__YOUR TASK__. Write out the listing below again, precisely as it is given.

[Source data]
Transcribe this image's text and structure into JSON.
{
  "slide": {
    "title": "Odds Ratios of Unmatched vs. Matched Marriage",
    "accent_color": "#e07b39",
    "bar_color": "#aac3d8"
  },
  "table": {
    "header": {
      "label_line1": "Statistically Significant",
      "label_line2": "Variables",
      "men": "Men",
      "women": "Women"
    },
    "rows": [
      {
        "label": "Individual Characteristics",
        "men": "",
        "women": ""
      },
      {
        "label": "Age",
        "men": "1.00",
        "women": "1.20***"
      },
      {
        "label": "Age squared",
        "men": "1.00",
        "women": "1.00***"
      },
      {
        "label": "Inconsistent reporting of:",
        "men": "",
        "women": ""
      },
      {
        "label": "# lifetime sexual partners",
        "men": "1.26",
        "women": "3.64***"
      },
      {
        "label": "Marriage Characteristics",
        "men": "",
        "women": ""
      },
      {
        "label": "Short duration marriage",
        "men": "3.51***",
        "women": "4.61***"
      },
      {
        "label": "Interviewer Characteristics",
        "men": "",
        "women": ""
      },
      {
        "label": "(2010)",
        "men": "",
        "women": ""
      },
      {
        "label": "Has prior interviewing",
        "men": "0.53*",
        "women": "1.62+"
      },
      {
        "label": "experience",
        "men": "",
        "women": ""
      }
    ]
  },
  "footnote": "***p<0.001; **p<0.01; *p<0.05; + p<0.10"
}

__FULL SOLUTION__.
Transcribe this image's text and structure into JSON.
{
  "slide": {
    "title": "Odds Ratios of Unmatched vs. Matched Marriage",
    "accent_color": "#e07b39",
    "bar_color": "#aac3d8"
  },
  "table": {
    "header": {
      "label_line1": "Statistically Significant",
      "label_line2": "Variables",
      "men": "Men",
      "women": "Women"
    },
    "rows": [
      {
        "label": "Individual Characteristics",
        "men": "",
        "women": ""
      },
      {
        "label": "Age",
        "men": "1.00",
        "women": "1.20***"
      },
      {
        "label": "Age squared",
        "men": "1.00",
        "women": "1.00***"
      },
      {
        "label": "Inconsistent reporting of:",
        "men": "",
        "women": ""
      },
      {
        "label": "# lifetime sexual partners",
        "men": "1.26",
        "women": "3.64***"
      },
      {
        "label": "Marriage Characteristics",
        "men": "",
        "women": ""
      },
      {
        "label": "Short duration marriage",
        "men": "3.51***",
        "women": "4.61***"
      },
      {
        "label": "Interviewer Characteristics",
        "men": "",
        "women": ""
      },
      {
        "label": "(2010)",
        "men": "",
        "women": ""
      },
      {
        "label": "Has prior interviewing",
        "men": "0.53*",
        "women": "1.62+"
      },
      {
        "label": "experience",
        "men": "",
        "women": ""
      }
    ]
  },
  "footnote": "***p<0.001; **p<0.01; *p<0.05; + p<0.10"
}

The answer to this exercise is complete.